TASK PROMPT
Leave out the images; return the rest of the data exactly.

PROVIDED ENTRIES

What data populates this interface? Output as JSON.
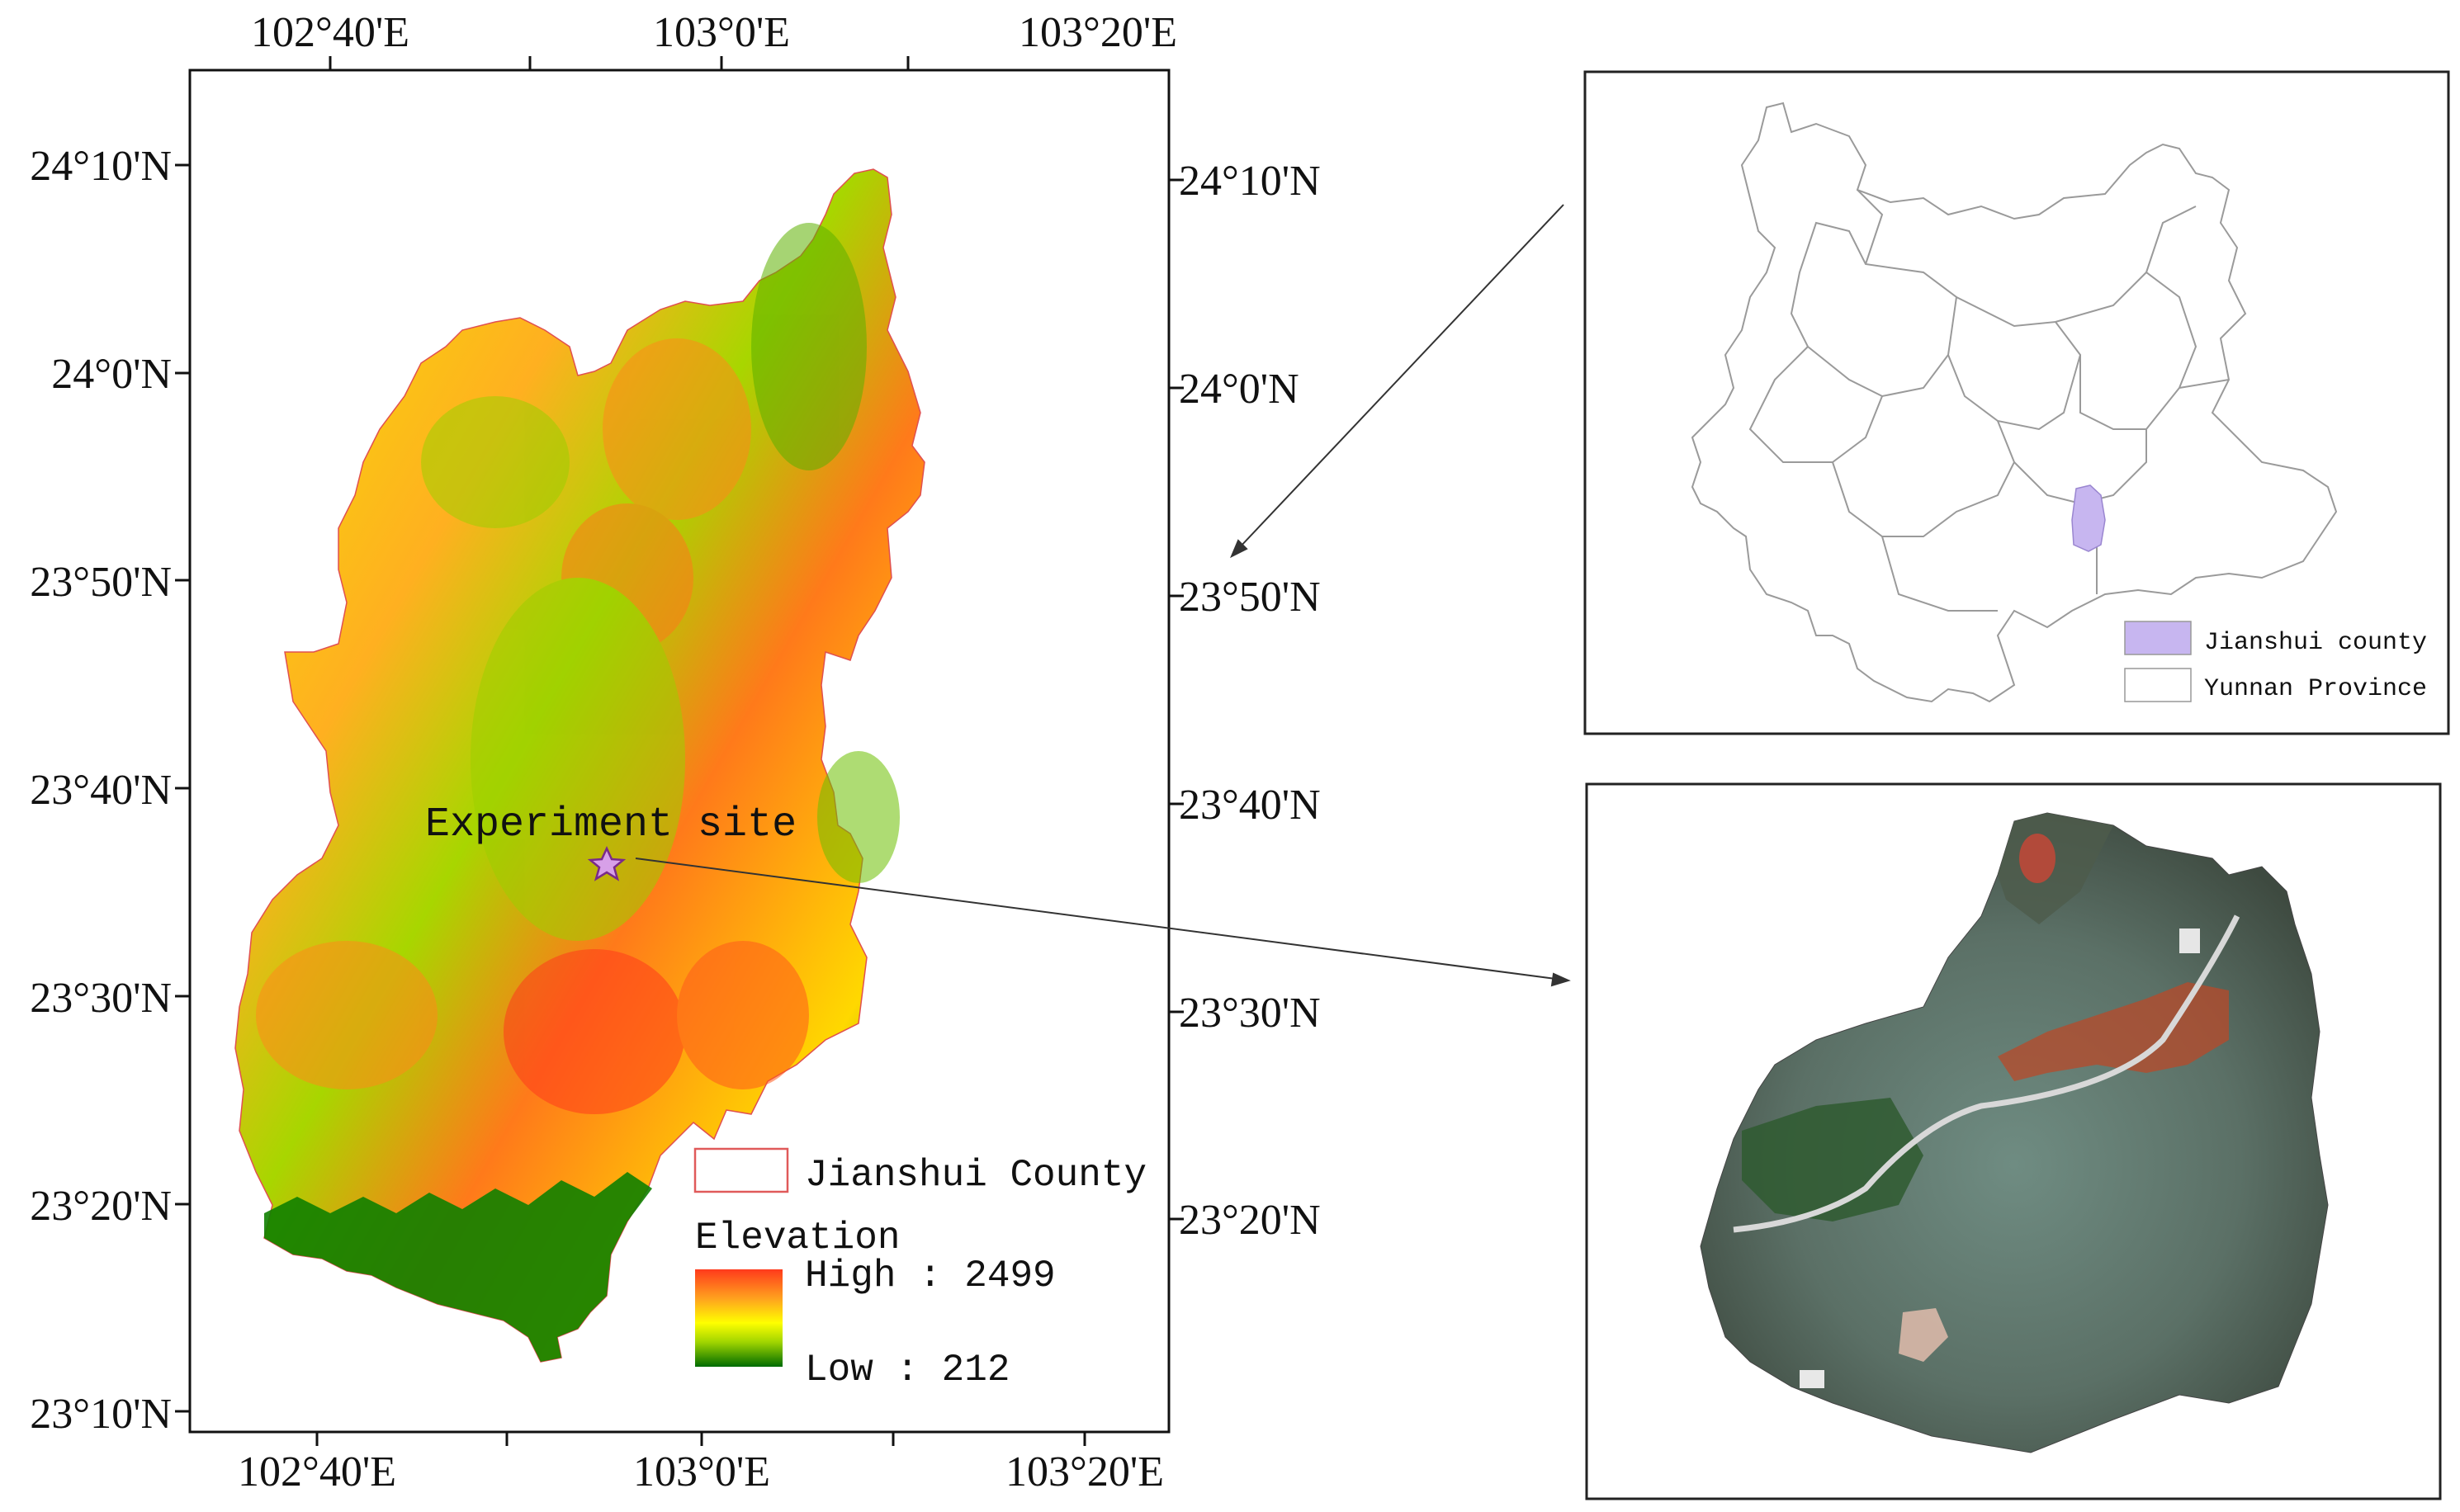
{
  "main_map": {
    "lon_labels": [
      "102°40'E",
      "103°0'E",
      "103°20'E"
    ],
    "lat_labels_left": [
      "24°10'N",
      "24°0'N",
      "23°50'N",
      "23°40'N",
      "23°30'N",
      "23°20'N",
      "23°10'N"
    ],
    "lat_labels_right": [
      "24°10'N",
      "24°0'N",
      "23°50'N",
      "23°40'N",
      "23°30'N",
      "23°20'N"
    ],
    "site_label": "Experiment site",
    "legend": {
      "county_label": "Jianshui County",
      "elevation_title": "Elevation",
      "high_label": "High : 2499",
      "low_label": "Low : 212",
      "ramp_colors": [
        "#ff3a1c",
        "#ffa21e",
        "#ffff00",
        "#9fd400",
        "#006b00"
      ]
    }
  },
  "province_map": {
    "legend": {
      "county_label": "Jianshui county",
      "province_label": "Yunnan Province",
      "county_color": "#c7b6f0"
    }
  }
}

THE COMPLETED TASK
What data populates this interface? Output as JSON.
{
  "main_map": {
    "lon_labels": [
      "102°40'E",
      "103°0'E",
      "103°20'E"
    ],
    "lat_labels_left": [
      "24°10'N",
      "24°0'N",
      "23°50'N",
      "23°40'N",
      "23°30'N",
      "23°20'N",
      "23°10'N"
    ],
    "lat_labels_right": [
      "24°10'N",
      "24°0'N",
      "23°50'N",
      "23°40'N",
      "23°30'N",
      "23°20'N"
    ],
    "site_label": "Experiment site",
    "legend": {
      "county_label": "Jianshui County",
      "elevation_title": "Elevation",
      "high_label": "High : 2499",
      "low_label": "Low : 212",
      "ramp_colors": [
        "#ff3a1c",
        "#ffa21e",
        "#ffff00",
        "#9fd400",
        "#006b00"
      ]
    }
  },
  "province_map": {
    "legend": {
      "county_label": "Jianshui county",
      "province_label": "Yunnan Province",
      "county_color": "#c7b6f0"
    }
  }
}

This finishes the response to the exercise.